>> start DATA IN THIS EXERCISE

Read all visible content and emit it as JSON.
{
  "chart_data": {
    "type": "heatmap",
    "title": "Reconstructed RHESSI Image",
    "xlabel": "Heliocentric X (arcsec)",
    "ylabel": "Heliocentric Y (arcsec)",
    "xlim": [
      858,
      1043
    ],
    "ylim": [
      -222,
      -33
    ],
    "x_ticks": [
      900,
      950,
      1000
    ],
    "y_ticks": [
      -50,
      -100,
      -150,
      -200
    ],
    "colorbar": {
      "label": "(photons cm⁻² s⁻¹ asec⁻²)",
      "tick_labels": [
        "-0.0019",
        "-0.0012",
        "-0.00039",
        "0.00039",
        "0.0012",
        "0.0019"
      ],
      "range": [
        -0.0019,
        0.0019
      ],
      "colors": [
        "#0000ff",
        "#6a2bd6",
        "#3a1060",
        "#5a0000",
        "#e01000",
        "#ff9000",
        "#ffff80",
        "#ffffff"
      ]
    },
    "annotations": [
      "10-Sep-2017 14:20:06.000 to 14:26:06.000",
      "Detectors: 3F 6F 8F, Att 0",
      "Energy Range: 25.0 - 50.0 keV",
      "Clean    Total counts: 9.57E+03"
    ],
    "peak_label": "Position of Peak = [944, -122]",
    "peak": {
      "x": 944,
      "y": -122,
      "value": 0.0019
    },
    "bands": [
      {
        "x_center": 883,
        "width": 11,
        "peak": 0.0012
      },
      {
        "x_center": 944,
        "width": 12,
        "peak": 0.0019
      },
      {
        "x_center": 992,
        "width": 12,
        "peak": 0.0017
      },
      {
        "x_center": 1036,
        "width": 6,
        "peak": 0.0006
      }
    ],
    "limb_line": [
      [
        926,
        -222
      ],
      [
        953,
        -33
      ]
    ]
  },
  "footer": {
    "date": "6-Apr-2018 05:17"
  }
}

>> end DATA IN THIS EXERCISE

Copy every line above that holds the word "arcsec".

### FINISHED EXERCISE
    "xlabel": "Heliocentric X (arcsec)",
    "ylabel": "Heliocentric Y (arcsec)",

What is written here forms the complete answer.